**Short exercise**
Extract each line bearing the word "Interest".

**Records excerpted from a collection**
┄┄┄┄┄┄┄┄┄┄

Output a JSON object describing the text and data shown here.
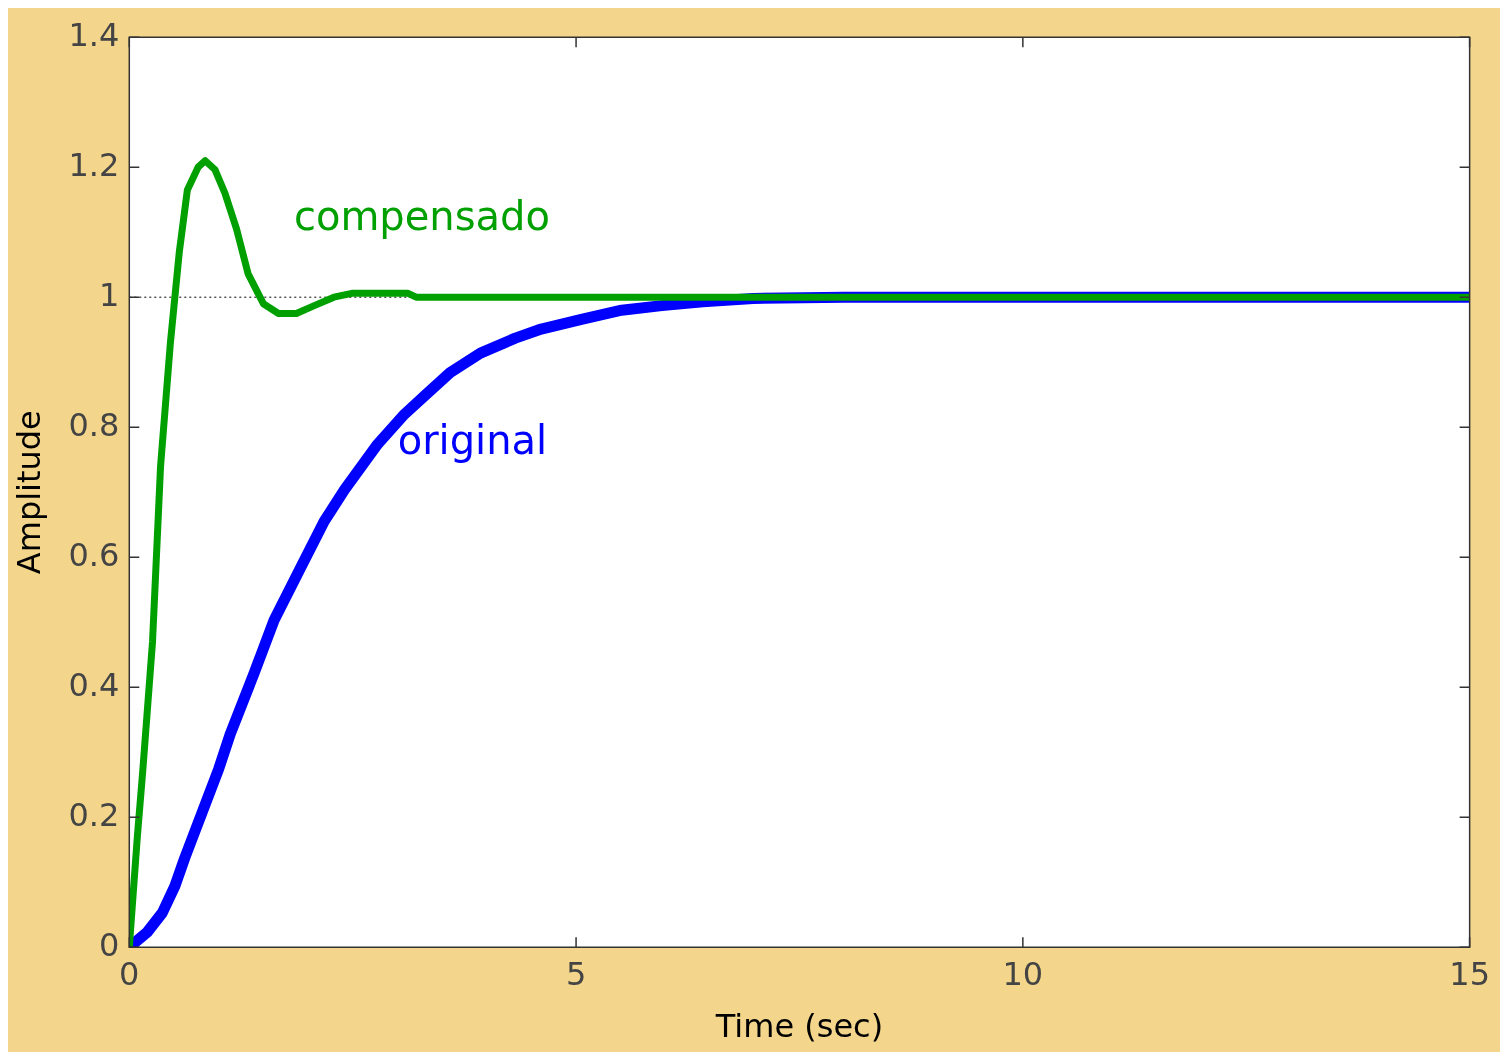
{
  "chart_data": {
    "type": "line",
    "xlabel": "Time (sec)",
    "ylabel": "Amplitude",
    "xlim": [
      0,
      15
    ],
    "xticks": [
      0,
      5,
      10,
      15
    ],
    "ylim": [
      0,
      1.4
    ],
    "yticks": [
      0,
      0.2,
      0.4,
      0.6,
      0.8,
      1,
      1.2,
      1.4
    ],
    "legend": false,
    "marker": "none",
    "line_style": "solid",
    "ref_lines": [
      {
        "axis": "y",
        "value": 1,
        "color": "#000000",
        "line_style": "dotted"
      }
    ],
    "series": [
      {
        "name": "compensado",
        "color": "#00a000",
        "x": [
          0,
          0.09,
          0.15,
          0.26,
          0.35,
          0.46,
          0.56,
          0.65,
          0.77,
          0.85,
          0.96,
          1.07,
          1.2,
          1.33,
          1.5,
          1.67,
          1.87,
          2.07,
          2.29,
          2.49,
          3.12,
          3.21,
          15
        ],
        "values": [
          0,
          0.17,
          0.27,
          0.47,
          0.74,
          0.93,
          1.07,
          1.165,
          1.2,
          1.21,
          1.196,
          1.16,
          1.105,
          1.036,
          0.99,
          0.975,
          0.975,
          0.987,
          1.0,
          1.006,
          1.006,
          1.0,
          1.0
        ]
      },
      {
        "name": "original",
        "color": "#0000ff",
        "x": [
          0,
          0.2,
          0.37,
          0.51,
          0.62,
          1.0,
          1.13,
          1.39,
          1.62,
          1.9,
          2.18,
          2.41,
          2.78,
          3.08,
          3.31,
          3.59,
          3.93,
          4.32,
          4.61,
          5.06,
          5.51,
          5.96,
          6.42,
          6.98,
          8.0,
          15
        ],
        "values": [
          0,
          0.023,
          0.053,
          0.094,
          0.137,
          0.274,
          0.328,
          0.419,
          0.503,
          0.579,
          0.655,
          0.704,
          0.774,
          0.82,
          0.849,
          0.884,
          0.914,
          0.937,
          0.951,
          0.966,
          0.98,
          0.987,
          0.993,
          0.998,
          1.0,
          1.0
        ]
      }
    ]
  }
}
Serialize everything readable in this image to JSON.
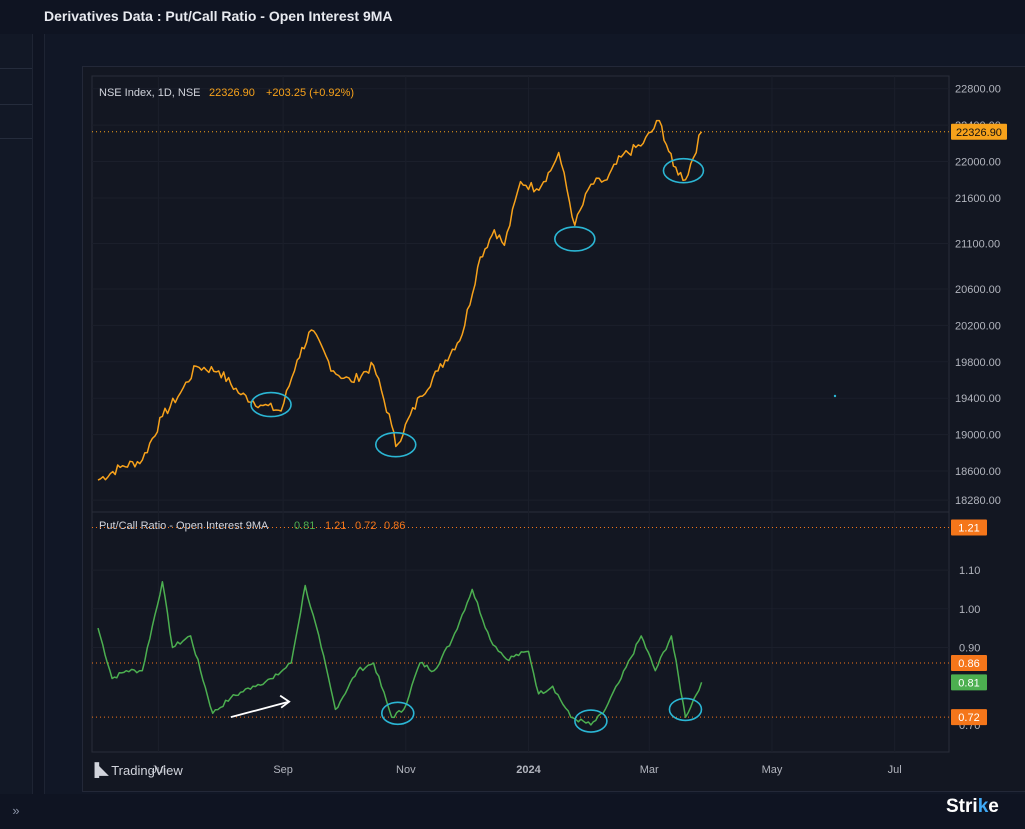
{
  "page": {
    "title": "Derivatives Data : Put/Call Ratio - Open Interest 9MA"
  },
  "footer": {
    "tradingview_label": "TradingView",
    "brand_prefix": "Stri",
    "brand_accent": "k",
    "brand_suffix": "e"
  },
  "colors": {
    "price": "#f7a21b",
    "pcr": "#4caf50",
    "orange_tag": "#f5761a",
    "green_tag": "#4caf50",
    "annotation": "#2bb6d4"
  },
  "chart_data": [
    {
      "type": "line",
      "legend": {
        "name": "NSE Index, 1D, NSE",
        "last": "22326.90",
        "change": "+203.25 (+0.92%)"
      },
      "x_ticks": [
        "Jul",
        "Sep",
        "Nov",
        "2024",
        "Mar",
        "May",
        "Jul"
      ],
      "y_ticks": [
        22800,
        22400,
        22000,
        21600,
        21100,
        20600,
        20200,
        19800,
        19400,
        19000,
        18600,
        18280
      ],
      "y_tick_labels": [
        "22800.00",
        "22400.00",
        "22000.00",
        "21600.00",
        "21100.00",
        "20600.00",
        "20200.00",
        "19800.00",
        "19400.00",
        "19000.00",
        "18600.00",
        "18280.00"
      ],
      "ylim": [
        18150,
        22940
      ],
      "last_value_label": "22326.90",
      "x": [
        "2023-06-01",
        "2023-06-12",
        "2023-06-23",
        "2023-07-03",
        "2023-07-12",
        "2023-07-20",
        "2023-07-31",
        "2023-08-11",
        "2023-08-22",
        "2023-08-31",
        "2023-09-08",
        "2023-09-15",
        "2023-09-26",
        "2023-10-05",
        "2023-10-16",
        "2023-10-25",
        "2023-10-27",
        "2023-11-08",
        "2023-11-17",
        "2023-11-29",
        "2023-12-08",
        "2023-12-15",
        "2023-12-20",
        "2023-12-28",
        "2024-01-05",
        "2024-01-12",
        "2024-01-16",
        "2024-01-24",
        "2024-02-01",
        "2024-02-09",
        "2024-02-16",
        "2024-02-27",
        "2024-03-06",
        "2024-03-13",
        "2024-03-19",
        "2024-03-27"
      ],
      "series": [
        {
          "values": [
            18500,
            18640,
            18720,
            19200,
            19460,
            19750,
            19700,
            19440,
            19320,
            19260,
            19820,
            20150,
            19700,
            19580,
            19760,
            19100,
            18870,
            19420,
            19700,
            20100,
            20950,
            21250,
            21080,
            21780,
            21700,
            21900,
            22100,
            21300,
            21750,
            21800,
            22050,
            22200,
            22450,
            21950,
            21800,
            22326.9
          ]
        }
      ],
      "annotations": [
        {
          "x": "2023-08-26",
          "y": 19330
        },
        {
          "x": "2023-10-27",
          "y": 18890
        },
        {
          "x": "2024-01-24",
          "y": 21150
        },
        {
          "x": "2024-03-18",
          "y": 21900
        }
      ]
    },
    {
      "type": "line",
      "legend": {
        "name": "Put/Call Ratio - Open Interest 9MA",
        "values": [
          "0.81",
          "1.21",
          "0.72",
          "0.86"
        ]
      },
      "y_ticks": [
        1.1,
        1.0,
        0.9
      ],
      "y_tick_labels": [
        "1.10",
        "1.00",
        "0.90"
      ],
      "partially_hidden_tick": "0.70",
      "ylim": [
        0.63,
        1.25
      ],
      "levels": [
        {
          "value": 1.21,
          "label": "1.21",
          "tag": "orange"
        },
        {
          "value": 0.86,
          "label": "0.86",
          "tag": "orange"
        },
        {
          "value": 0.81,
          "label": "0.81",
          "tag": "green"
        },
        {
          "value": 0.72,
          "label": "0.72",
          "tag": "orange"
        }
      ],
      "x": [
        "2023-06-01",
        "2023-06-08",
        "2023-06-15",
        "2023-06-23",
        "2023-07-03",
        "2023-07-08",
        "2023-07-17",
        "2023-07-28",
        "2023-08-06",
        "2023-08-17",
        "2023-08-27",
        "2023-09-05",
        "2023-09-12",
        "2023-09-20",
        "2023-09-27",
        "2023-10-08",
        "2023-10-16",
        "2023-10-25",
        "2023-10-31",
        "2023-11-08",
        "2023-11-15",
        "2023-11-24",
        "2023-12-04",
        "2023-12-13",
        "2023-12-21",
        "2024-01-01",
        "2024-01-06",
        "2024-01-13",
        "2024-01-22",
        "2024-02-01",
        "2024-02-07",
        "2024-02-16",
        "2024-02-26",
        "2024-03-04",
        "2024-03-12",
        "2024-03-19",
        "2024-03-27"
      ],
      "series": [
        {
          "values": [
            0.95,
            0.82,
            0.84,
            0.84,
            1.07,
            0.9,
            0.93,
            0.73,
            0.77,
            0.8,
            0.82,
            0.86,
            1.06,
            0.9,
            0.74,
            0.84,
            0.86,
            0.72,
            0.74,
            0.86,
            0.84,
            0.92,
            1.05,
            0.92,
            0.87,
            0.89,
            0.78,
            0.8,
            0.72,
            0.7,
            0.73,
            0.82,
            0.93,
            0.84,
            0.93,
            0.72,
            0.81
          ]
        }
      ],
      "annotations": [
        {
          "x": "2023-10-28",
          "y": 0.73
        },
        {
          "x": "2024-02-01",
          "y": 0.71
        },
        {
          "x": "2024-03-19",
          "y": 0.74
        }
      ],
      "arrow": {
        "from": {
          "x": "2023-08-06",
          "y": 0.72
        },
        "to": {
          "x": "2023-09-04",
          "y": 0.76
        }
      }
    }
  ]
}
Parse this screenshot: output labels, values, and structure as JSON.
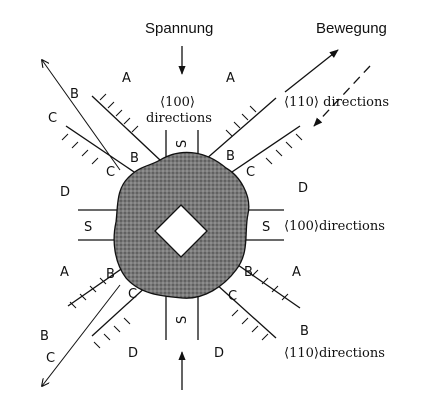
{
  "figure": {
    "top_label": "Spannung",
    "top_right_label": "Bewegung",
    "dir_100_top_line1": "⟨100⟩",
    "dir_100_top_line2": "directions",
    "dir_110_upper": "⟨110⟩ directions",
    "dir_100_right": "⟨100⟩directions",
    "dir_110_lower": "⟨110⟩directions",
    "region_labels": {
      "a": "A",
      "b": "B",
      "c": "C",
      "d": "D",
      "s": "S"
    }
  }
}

┄┄┄┄┄┄┄┄┄┄

**Result of this exercise**
    "title": "Derivatives Data : Put/Call Ratio - Open Interest 9MA"
        "name": "Put/Call Ratio - Open Interest 9MA",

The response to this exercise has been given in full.